The request:
Each line containing the word "Netlify" must be collected.

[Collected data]
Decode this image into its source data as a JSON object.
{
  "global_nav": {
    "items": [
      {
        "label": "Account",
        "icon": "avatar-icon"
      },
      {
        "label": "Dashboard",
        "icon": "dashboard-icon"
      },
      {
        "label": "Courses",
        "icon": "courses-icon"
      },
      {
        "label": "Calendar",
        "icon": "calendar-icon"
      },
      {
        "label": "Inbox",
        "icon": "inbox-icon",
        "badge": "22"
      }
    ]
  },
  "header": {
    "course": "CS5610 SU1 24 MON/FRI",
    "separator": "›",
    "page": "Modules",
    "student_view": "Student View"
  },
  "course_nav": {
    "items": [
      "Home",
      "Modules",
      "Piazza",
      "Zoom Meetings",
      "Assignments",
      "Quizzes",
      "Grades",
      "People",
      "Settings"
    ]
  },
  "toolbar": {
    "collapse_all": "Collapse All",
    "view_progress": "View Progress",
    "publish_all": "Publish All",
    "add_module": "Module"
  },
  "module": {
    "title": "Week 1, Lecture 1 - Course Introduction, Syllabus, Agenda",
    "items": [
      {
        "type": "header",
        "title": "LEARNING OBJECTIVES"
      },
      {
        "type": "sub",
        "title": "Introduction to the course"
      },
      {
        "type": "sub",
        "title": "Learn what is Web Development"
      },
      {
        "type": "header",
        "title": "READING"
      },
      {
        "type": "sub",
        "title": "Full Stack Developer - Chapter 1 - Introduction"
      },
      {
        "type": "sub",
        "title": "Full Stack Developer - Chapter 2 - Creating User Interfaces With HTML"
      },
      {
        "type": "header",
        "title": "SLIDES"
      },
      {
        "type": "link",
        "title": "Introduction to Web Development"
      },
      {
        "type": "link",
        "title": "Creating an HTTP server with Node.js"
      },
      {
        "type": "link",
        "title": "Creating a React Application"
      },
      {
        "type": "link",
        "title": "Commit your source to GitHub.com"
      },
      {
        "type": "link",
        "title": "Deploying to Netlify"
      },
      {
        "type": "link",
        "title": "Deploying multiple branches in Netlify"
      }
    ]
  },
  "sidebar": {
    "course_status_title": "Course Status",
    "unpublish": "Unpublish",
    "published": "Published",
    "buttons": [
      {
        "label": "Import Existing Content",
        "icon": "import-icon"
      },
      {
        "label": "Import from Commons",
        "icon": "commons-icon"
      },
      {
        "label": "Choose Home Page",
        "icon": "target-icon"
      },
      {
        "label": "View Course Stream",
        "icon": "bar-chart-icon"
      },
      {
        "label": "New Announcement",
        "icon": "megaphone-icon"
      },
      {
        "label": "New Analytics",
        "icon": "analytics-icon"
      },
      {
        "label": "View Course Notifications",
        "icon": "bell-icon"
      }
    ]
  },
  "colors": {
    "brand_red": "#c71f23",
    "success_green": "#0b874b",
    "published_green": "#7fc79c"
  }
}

Complete output:
        "title": "Deploying to Netlify"
        "title": "Deploying multiple branches in Netlify"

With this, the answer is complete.